Wherever the string "name" appears in the listing, copy that line.

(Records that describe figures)
......
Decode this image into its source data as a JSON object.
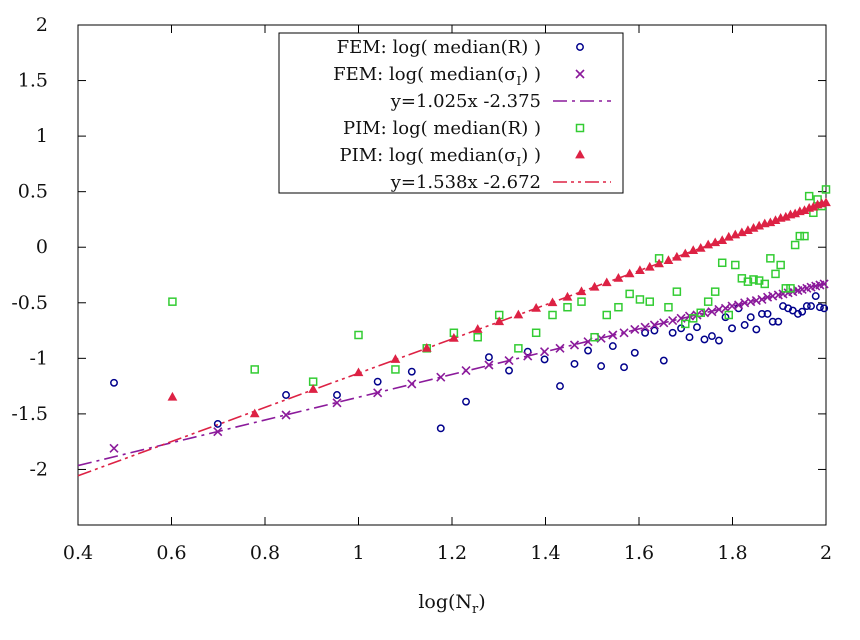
{
  "chart_data": {
    "type": "scatter",
    "title": "",
    "xlabel_main": "log(N",
    "xlabel_sub": "r",
    "xlabel_close": ")",
    "ylabel": "",
    "xlim": [
      0.4,
      2.0
    ],
    "ylim": [
      -2.5,
      2.0
    ],
    "xticks": [
      "0.4",
      "0.6",
      "0.8",
      "1",
      "1.2",
      "1.4",
      "1.6",
      "1.8",
      "2"
    ],
    "yticks": [
      "-2",
      "-1.5",
      "-1",
      "-0.5",
      "0",
      "0.5",
      "1",
      "1.5",
      "2"
    ],
    "xtick_values": [
      0.4,
      0.6,
      0.8,
      1.0,
      1.2,
      1.4,
      1.6,
      1.8,
      2.0
    ],
    "ytick_values": [
      -2,
      -1.5,
      -1,
      -0.5,
      0,
      0.5,
      1,
      1.5,
      2
    ],
    "grid": false,
    "legend_position": "top-center",
    "legend": [
      {
        "label": "FEM: log( median(R) )",
        "marker": "circle",
        "color": "#00008b"
      },
      {
        "label": "FEM: log( median(σ",
        "sub": "I",
        "tail": ") )",
        "marker": "x",
        "color": "#8b1a9b"
      },
      {
        "label": "y=1.025x -2.375",
        "marker": "dashdot",
        "color": "#8b1a9b"
      },
      {
        "label": "PIM: log( median(R) )",
        "marker": "square",
        "color": "#33cc33"
      },
      {
        "label": "PIM: log( median(σ",
        "sub": "I",
        "tail": ") )",
        "marker": "triangle",
        "color": "#dd2244"
      },
      {
        "label": "y=1.538x -2.672",
        "marker": "dashdotdot",
        "color": "#dd2244"
      }
    ],
    "fit_lines": [
      {
        "name": "y=1.025x -2.375",
        "slope": 1.025,
        "intercept": -2.375,
        "color": "#8b1a9b",
        "dash": "14,5,3,5"
      },
      {
        "name": "y=1.538x -2.672",
        "slope": 1.538,
        "intercept": -2.672,
        "color": "#dd2244",
        "dash": "14,4,3,4,3,4"
      }
    ],
    "series": [
      {
        "name": "FEM: log( median(R) )",
        "marker": "circle",
        "color": "#00008b",
        "points": [
          [
            0.477,
            -1.22
          ],
          [
            0.699,
            -1.59
          ],
          [
            0.845,
            -1.33
          ],
          [
            0.954,
            -1.33
          ],
          [
            1.041,
            -1.21
          ],
          [
            1.114,
            -1.12
          ],
          [
            1.176,
            -1.63
          ],
          [
            1.23,
            -1.39
          ],
          [
            1.279,
            -0.99
          ],
          [
            1.322,
            -1.11
          ],
          [
            1.362,
            -0.94
          ],
          [
            1.398,
            -1.01
          ],
          [
            1.431,
            -1.25
          ],
          [
            1.462,
            -1.05
          ],
          [
            1.491,
            -0.93
          ],
          [
            1.519,
            -1.07
          ],
          [
            1.544,
            -0.89
          ],
          [
            1.568,
            -1.08
          ],
          [
            1.591,
            -0.95
          ],
          [
            1.613,
            -0.77
          ],
          [
            1.633,
            -0.75
          ],
          [
            1.653,
            -1.02
          ],
          [
            1.672,
            -0.77
          ],
          [
            1.69,
            -0.73
          ],
          [
            1.708,
            -0.81
          ],
          [
            1.724,
            -0.72
          ],
          [
            1.74,
            -0.83
          ],
          [
            1.756,
            -0.8
          ],
          [
            1.771,
            -0.84
          ],
          [
            1.785,
            -0.63
          ],
          [
            1.799,
            -0.73
          ],
          [
            1.813,
            -0.55
          ],
          [
            1.826,
            -0.7
          ],
          [
            1.839,
            -0.63
          ],
          [
            1.851,
            -0.74
          ],
          [
            1.863,
            -0.6
          ],
          [
            1.875,
            -0.6
          ],
          [
            1.886,
            -0.67
          ],
          [
            1.898,
            -0.67
          ],
          [
            1.908,
            -0.53
          ],
          [
            1.919,
            -0.55
          ],
          [
            1.929,
            -0.57
          ],
          [
            1.94,
            -0.6
          ],
          [
            1.949,
            -0.58
          ],
          [
            1.959,
            -0.53
          ],
          [
            1.968,
            -0.53
          ],
          [
            1.978,
            -0.44
          ],
          [
            1.987,
            -0.54
          ],
          [
            1.996,
            -0.55
          ]
        ]
      },
      {
        "name": "FEM: log( median(σI) )",
        "marker": "x",
        "color": "#8b1a9b",
        "points": [
          [
            0.477,
            -1.81
          ],
          [
            0.699,
            -1.66
          ],
          [
            0.845,
            -1.51
          ],
          [
            0.954,
            -1.4
          ],
          [
            1.041,
            -1.31
          ],
          [
            1.114,
            -1.23
          ],
          [
            1.176,
            -1.17
          ],
          [
            1.23,
            -1.11
          ],
          [
            1.279,
            -1.06
          ],
          [
            1.322,
            -1.02
          ],
          [
            1.362,
            -0.98
          ],
          [
            1.398,
            -0.94
          ],
          [
            1.431,
            -0.91
          ],
          [
            1.462,
            -0.88
          ],
          [
            1.491,
            -0.85
          ],
          [
            1.519,
            -0.82
          ],
          [
            1.544,
            -0.79
          ],
          [
            1.568,
            -0.77
          ],
          [
            1.591,
            -0.74
          ],
          [
            1.613,
            -0.72
          ],
          [
            1.633,
            -0.7
          ],
          [
            1.653,
            -0.68
          ],
          [
            1.672,
            -0.66
          ],
          [
            1.69,
            -0.64
          ],
          [
            1.708,
            -0.62
          ],
          [
            1.724,
            -0.61
          ],
          [
            1.74,
            -0.59
          ],
          [
            1.756,
            -0.58
          ],
          [
            1.771,
            -0.56
          ],
          [
            1.785,
            -0.55
          ],
          [
            1.799,
            -0.53
          ],
          [
            1.813,
            -0.52
          ],
          [
            1.826,
            -0.5
          ],
          [
            1.839,
            -0.49
          ],
          [
            1.851,
            -0.48
          ],
          [
            1.863,
            -0.47
          ],
          [
            1.875,
            -0.45
          ],
          [
            1.886,
            -0.44
          ],
          [
            1.898,
            -0.43
          ],
          [
            1.908,
            -0.42
          ],
          [
            1.919,
            -0.41
          ],
          [
            1.929,
            -0.4
          ],
          [
            1.94,
            -0.39
          ],
          [
            1.949,
            -0.38
          ],
          [
            1.959,
            -0.37
          ],
          [
            1.968,
            -0.36
          ],
          [
            1.978,
            -0.35
          ],
          [
            1.987,
            -0.34
          ],
          [
            1.996,
            -0.33
          ]
        ]
      },
      {
        "name": "PIM: log( median(R) )",
        "marker": "square",
        "color": "#33cc33",
        "points": [
          [
            0.602,
            -0.49
          ],
          [
            0.778,
            -1.1
          ],
          [
            0.903,
            -1.21
          ],
          [
            1.0,
            -0.79
          ],
          [
            1.079,
            -1.1
          ],
          [
            1.146,
            -0.91
          ],
          [
            1.204,
            -0.77
          ],
          [
            1.255,
            -0.81
          ],
          [
            1.301,
            -0.61
          ],
          [
            1.342,
            -0.91
          ],
          [
            1.38,
            -0.77
          ],
          [
            1.415,
            -0.61
          ],
          [
            1.447,
            -0.54
          ],
          [
            1.477,
            -0.49
          ],
          [
            1.505,
            -0.81
          ],
          [
            1.531,
            -0.61
          ],
          [
            1.556,
            -0.54
          ],
          [
            1.58,
            -0.42
          ],
          [
            1.602,
            -0.47
          ],
          [
            1.623,
            -0.49
          ],
          [
            1.643,
            -0.1
          ],
          [
            1.663,
            -0.54
          ],
          [
            1.681,
            -0.4
          ],
          [
            1.699,
            -0.69
          ],
          [
            1.716,
            -0.64
          ],
          [
            1.732,
            -0.59
          ],
          [
            1.748,
            -0.49
          ],
          [
            1.763,
            -0.4
          ],
          [
            1.778,
            -0.14
          ],
          [
            1.792,
            -0.61
          ],
          [
            1.806,
            -0.16
          ],
          [
            1.82,
            -0.28
          ],
          [
            1.833,
            -0.31
          ],
          [
            1.845,
            -0.29
          ],
          [
            1.857,
            -0.3
          ],
          [
            1.869,
            -0.33
          ],
          [
            1.881,
            -0.1
          ],
          [
            1.892,
            -0.24
          ],
          [
            1.903,
            -0.16
          ],
          [
            1.914,
            -0.37
          ],
          [
            1.924,
            -0.37
          ],
          [
            1.934,
            0.02
          ],
          [
            1.944,
            0.1
          ],
          [
            1.954,
            0.1
          ],
          [
            1.964,
            0.46
          ],
          [
            1.973,
            0.31
          ],
          [
            1.982,
            0.43
          ],
          [
            1.991,
            0.37
          ],
          [
            2.0,
            0.52
          ]
        ]
      },
      {
        "name": "PIM: log( median(σI) )",
        "marker": "triangle",
        "color": "#dd2244",
        "points": [
          [
            0.602,
            -1.35
          ],
          [
            0.778,
            -1.5
          ],
          [
            0.903,
            -1.28
          ],
          [
            1.0,
            -1.13
          ],
          [
            1.079,
            -1.01
          ],
          [
            1.146,
            -0.91
          ],
          [
            1.204,
            -0.82
          ],
          [
            1.255,
            -0.74
          ],
          [
            1.301,
            -0.67
          ],
          [
            1.342,
            -0.61
          ],
          [
            1.38,
            -0.55
          ],
          [
            1.415,
            -0.5
          ],
          [
            1.447,
            -0.45
          ],
          [
            1.477,
            -0.4
          ],
          [
            1.505,
            -0.36
          ],
          [
            1.531,
            -0.32
          ],
          [
            1.556,
            -0.28
          ],
          [
            1.58,
            -0.24
          ],
          [
            1.602,
            -0.21
          ],
          [
            1.623,
            -0.18
          ],
          [
            1.643,
            -0.15
          ],
          [
            1.663,
            -0.12
          ],
          [
            1.681,
            -0.09
          ],
          [
            1.699,
            -0.06
          ],
          [
            1.716,
            -0.03
          ],
          [
            1.732,
            -0.01
          ],
          [
            1.748,
            0.02
          ],
          [
            1.763,
            0.04
          ],
          [
            1.778,
            0.06
          ],
          [
            1.792,
            0.09
          ],
          [
            1.806,
            0.11
          ],
          [
            1.82,
            0.13
          ],
          [
            1.833,
            0.15
          ],
          [
            1.845,
            0.17
          ],
          [
            1.857,
            0.19
          ],
          [
            1.869,
            0.21
          ],
          [
            1.881,
            0.22
          ],
          [
            1.892,
            0.24
          ],
          [
            1.903,
            0.26
          ],
          [
            1.914,
            0.27
          ],
          [
            1.924,
            0.29
          ],
          [
            1.934,
            0.3
          ],
          [
            1.944,
            0.32
          ],
          [
            1.954,
            0.33
          ],
          [
            1.964,
            0.35
          ],
          [
            1.973,
            0.36
          ],
          [
            1.982,
            0.38
          ],
          [
            1.991,
            0.39
          ],
          [
            2.0,
            0.4
          ]
        ]
      }
    ]
  }
}
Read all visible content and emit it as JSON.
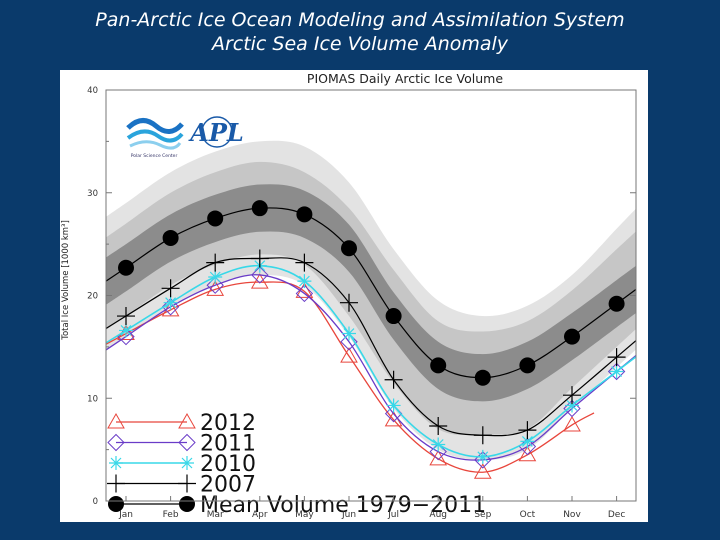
{
  "slide": {
    "title_line1": "Pan-Arctic Ice Ocean Modeling and Assimilation System",
    "title_line2": "Arctic Sea Ice Volume Anomaly"
  },
  "logos": {
    "psc_text": "Polar Science Center",
    "apl_text": "APL"
  },
  "colors": {
    "background": "#0a3a6b",
    "band_outer": "#e3e3e3",
    "band_mid": "#c6c6c6",
    "band_inner": "#8c8c8c",
    "mean": "#000000",
    "y2012": "#e8463c",
    "y2011": "#6a3cc8",
    "y2010": "#38d8e8",
    "y2007": "#000000"
  },
  "chart_data": {
    "type": "line",
    "title": "PIOMAS Daily Arctic Ice Volume",
    "xlabel": "",
    "ylabel": "Total Ice Volume [1000 km³]",
    "ylim": [
      0,
      40
    ],
    "yticks": [
      0,
      10,
      20,
      30,
      40
    ],
    "categories": [
      "Jan",
      "Feb",
      "Mar",
      "Apr",
      "May",
      "Jun",
      "Jul",
      "Aug",
      "Sep",
      "Oct",
      "Nov",
      "Dec"
    ],
    "bands": {
      "outer_upper": [
        29.0,
        32.0,
        34.0,
        35.0,
        34.5,
        31.0,
        24.5,
        19.5,
        18.0,
        19.0,
        22.0,
        26.5
      ],
      "outer_lower": [
        16.0,
        19.0,
        21.0,
        22.0,
        21.0,
        16.0,
        9.0,
        5.0,
        4.0,
        5.0,
        9.0,
        13.0
      ],
      "mid_upper": [
        27.0,
        30.0,
        32.0,
        33.0,
        32.0,
        28.5,
        22.5,
        17.5,
        16.5,
        17.5,
        20.5,
        24.5
      ],
      "mid_lower": [
        18.0,
        21.0,
        23.0,
        24.0,
        23.0,
        18.0,
        11.5,
        7.0,
        6.5,
        7.0,
        11.0,
        15.0
      ]
    },
    "series": [
      {
        "name": "Mean Volume 1979−2011",
        "marker": "circle",
        "values": [
          22.7,
          25.6,
          27.5,
          28.5,
          27.9,
          24.6,
          18.0,
          13.2,
          12.0,
          13.2,
          16.0,
          19.2
        ]
      },
      {
        "name": "2007",
        "marker": "plus",
        "values": [
          18.0,
          20.7,
          23.2,
          23.6,
          23.2,
          19.3,
          11.8,
          7.3,
          6.4,
          6.9,
          10.3,
          14.0
        ]
      },
      {
        "name": "2010",
        "marker": "asterisk",
        "values": [
          16.6,
          19.3,
          21.8,
          22.9,
          21.4,
          16.3,
          9.3,
          5.5,
          4.3,
          5.8,
          9.3,
          12.6
        ]
      },
      {
        "name": "2011",
        "marker": "diamond",
        "values": [
          16.0,
          18.9,
          21.0,
          22.0,
          20.2,
          15.5,
          8.5,
          4.8,
          4.0,
          5.3,
          9.0,
          12.6
        ]
      },
      {
        "name": "2012",
        "marker": "triangle",
        "values": [
          16.3,
          18.6,
          20.6,
          21.3,
          20.4,
          14.1,
          7.9,
          4.1,
          2.8,
          4.5,
          7.4,
          null
        ]
      }
    ],
    "legend_order": [
      "2012",
      "2011",
      "2010",
      "2007",
      "Mean Volume 1979−2011"
    ],
    "legend_position": "bottom-left"
  }
}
......
[Right answer]
        "name": "y=1.025x -2.375",
        "name": "y=1.538x -2.672",
        "name": "FEM: log( median(R) )",
        "name": "FEM: log( median(σI) )",
        "name": "PIM: log( median(R) )",
        "name": "PIM: log( median(σI) )",
        "name": "Mean Volume 1979−2011",
        "name": "2007",
        "name": "2010",
        "name": "2011",
        "name": "2012",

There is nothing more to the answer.